Written task
Output every entry exactly as written, but omit the pictures.
***** Data supplied *****
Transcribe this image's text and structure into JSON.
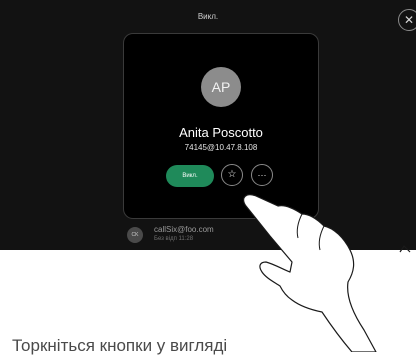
{
  "screen": {
    "title": "Викл.",
    "close_glyph": "✕"
  },
  "recent": {
    "avatar_initials": "CK",
    "name": "callSix@foo.com",
    "subtitle": "Без відп 11:28"
  },
  "contact": {
    "initials": "AP",
    "name": "Anita Poscotto",
    "address": "74145@10.47.8.108",
    "call_label": "Викл.",
    "favorite_glyph": "☆",
    "more_glyph": "···"
  },
  "caption": "Торкніться кнопки у вигляді",
  "icons": {
    "close": "close-icon",
    "favorite": "star-icon",
    "more": "more-icon",
    "hand": "hand-pointer-icon"
  },
  "colors": {
    "screen_bg": "#121212",
    "call_button": "#1f8a5a",
    "avatar": "#8c8c8c"
  }
}
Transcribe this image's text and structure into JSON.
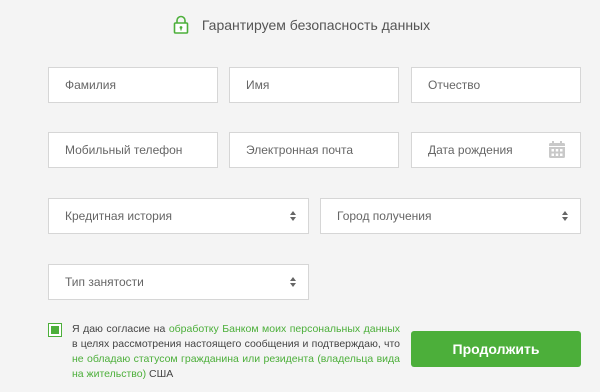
{
  "header": {
    "secure_text": "Гарантируем безопасность данных"
  },
  "fields": {
    "last_name": "Фамилия",
    "first_name": "Имя",
    "middle_name": "Отчество",
    "mobile_phone": "Мобильный телефон",
    "email": "Электронная почта",
    "birth_date": "Дата рождения",
    "credit_history": "Кредитная история",
    "city": "Город получения",
    "employment_type": "Тип занятости"
  },
  "consent": {
    "checked": true,
    "text_1": "Я даю согласие на ",
    "link_1": "обработку Банком моих персональных данных",
    "text_2": " в целях рассмотрения настоящего сообщения и подтверждаю, что ",
    "link_2": "не обладаю статусом гражданина или резидента (владельца вида на жительство)",
    "text_3": " США"
  },
  "actions": {
    "continue_label": "Продолжить"
  },
  "colors": {
    "accent": "#4caf3a",
    "background": "#f4f4f4",
    "field_border": "#d6d6d6"
  }
}
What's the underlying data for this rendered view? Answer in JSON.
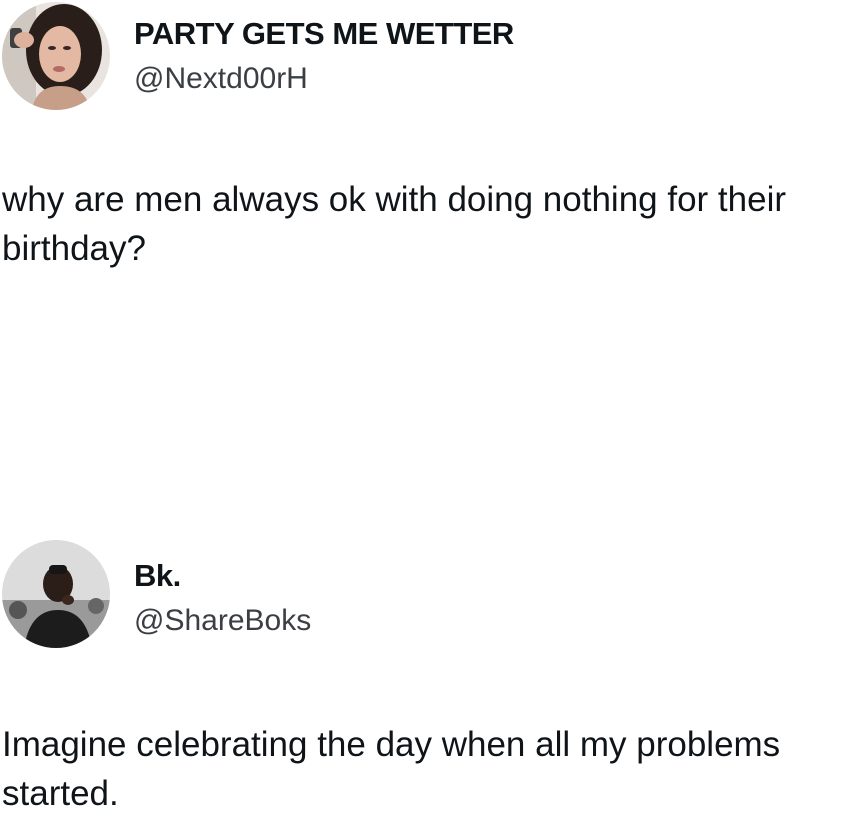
{
  "tweets": [
    {
      "display_name": "PARTY GETS ME WETTER",
      "handle": "@Nextd00rH",
      "text": "why are men always ok with doing nothing for their birthday?",
      "avatar_icon": "profile-photo-woman"
    },
    {
      "display_name": "Bk.",
      "handle": "@ShareBoks",
      "text": "Imagine celebrating the day when all my problems started.",
      "avatar_icon": "profile-photo-man"
    }
  ],
  "colors": {
    "background": "#ffffff",
    "text": "#0f1419",
    "handle": "#3b3f44"
  }
}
*****
Output below
Transcribe this image's text and structure into JSON.
{
  "screen": {
    "title": "Викл.",
    "close_glyph": "✕"
  },
  "recent": {
    "avatar_initials": "CK",
    "name": "callSix@foo.com",
    "subtitle": "Без відп 11:28"
  },
  "contact": {
    "initials": "AP",
    "name": "Anita Poscotto",
    "address": "74145@10.47.8.108",
    "call_label": "Викл.",
    "favorite_glyph": "☆",
    "more_glyph": "···"
  },
  "caption": "Торкніться кнопки у вигляді",
  "icons": {
    "close": "close-icon",
    "favorite": "star-icon",
    "more": "more-icon",
    "hand": "hand-pointer-icon"
  },
  "colors": {
    "screen_bg": "#121212",
    "call_button": "#1f8a5a",
    "avatar": "#8c8c8c"
  }
}
Transcribe this image's text and structure into JSON.
{
  "header": {
    "secure_text": "Гарантируем безопасность данных"
  },
  "fields": {
    "last_name": "Фамилия",
    "first_name": "Имя",
    "middle_name": "Отчество",
    "mobile_phone": "Мобильный телефон",
    "email": "Электронная почта",
    "birth_date": "Дата рождения",
    "credit_history": "Кредитная история",
    "city": "Город получения",
    "employment_type": "Тип занятости"
  },
  "consent": {
    "checked": true,
    "text_1": "Я даю согласие на ",
    "link_1": "обработку Банком моих персональных данных",
    "text_2": " в целях рассмотрения настоящего сообщения и подтверждаю, что ",
    "link_2": "не обладаю статусом гражданина или резидента (владельца вида на жительство)",
    "text_3": " США"
  },
  "actions": {
    "continue_label": "Продолжить"
  },
  "colors": {
    "accent": "#4caf3a",
    "background": "#f4f4f4",
    "field_border": "#d6d6d6"
  }
}
What's the underlying data for this rendered view? Answer in JSON.
{
  "tweets": [
    {
      "display_name": "PARTY GETS ME WETTER",
      "handle": "@Nextd00rH",
      "text": "why are men always ok with doing nothing for their birthday?",
      "avatar_icon": "profile-photo-woman"
    },
    {
      "display_name": "Bk.",
      "handle": "@ShareBoks",
      "text": "Imagine celebrating the day when all my problems started.",
      "avatar_icon": "profile-photo-man"
    }
  ],
  "colors": {
    "background": "#ffffff",
    "text": "#0f1419",
    "handle": "#3b3f44"
  }
}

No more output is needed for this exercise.